Task requirements:
Print all entries precisely as they are written.
── Provided data ──
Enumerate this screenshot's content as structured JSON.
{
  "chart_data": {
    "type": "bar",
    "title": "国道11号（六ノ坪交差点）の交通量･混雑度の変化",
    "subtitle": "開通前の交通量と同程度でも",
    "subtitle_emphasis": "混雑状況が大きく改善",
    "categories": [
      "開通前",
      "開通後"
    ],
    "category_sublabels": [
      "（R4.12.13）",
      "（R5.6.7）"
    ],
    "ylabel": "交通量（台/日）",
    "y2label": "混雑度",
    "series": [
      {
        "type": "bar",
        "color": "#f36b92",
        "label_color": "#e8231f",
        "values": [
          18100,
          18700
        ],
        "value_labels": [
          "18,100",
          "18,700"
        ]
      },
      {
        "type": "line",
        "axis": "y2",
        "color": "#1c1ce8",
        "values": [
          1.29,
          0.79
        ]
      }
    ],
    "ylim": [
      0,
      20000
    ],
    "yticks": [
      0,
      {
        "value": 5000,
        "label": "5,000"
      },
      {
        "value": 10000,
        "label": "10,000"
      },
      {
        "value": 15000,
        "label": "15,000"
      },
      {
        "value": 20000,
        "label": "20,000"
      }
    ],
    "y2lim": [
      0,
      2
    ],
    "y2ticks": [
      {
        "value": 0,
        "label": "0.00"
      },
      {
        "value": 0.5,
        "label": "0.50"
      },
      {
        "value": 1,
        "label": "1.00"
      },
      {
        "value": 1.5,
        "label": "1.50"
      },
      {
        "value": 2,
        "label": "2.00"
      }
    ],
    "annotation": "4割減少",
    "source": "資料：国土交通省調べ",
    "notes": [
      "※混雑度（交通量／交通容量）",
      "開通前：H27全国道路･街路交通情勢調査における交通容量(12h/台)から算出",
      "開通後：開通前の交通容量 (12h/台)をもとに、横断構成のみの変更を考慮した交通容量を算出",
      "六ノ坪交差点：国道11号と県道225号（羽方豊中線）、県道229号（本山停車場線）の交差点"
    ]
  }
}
───
Response:
Enumerate this screenshot's content as structured JSON.
{
  "chart_data": {
    "type": "bar",
    "title": "国道11号（六ノ坪交差点）の交通量･混雑度の変化",
    "subtitle": "開通前の交通量と同程度でも",
    "subtitle_emphasis": "混雑状況が大きく改善",
    "categories": [
      "開通前",
      "開通後"
    ],
    "category_sublabels": [
      "（R4.12.13）",
      "（R5.6.7）"
    ],
    "ylabel": "交通量（台/日）",
    "y2label": "混雑度",
    "series": [
      {
        "type": "bar",
        "color": "#f36b92",
        "label_color": "#e8231f",
        "values": [
          18100,
          18700
        ],
        "value_labels": [
          "18,100",
          "18,700"
        ]
      },
      {
        "type": "line",
        "axis": "y2",
        "color": "#1c1ce8",
        "values": [
          1.29,
          0.79
        ]
      }
    ],
    "ylim": [
      0,
      20000
    ],
    "yticks": [
      0,
      {
        "value": 5000,
        "label": "5,000"
      },
      {
        "value": 10000,
        "label": "10,000"
      },
      {
        "value": 15000,
        "label": "15,000"
      },
      {
        "value": 20000,
        "label": "20,000"
      }
    ],
    "y2lim": [
      0,
      2
    ],
    "y2ticks": [
      {
        "value": 0,
        "label": "0.00"
      },
      {
        "value": 0.5,
        "label": "0.50"
      },
      {
        "value": 1,
        "label": "1.00"
      },
      {
        "value": 1.5,
        "label": "1.50"
      },
      {
        "value": 2,
        "label": "2.00"
      }
    ],
    "annotation": "4割減少",
    "source": "資料：国土交通省調べ",
    "notes": [
      "※混雑度（交通量／交通容量）",
      "開通前：H27全国道路･街路交通情勢調査における交通容量(12h/台)から算出",
      "開通後：開通前の交通容量 (12h/台)をもとに、横断構成のみの変更を考慮した交通容量を算出",
      "六ノ坪交差点：国道11号と県道225号（羽方豊中線）、県道229号（本山停車場線）の交差点"
    ]
  }
}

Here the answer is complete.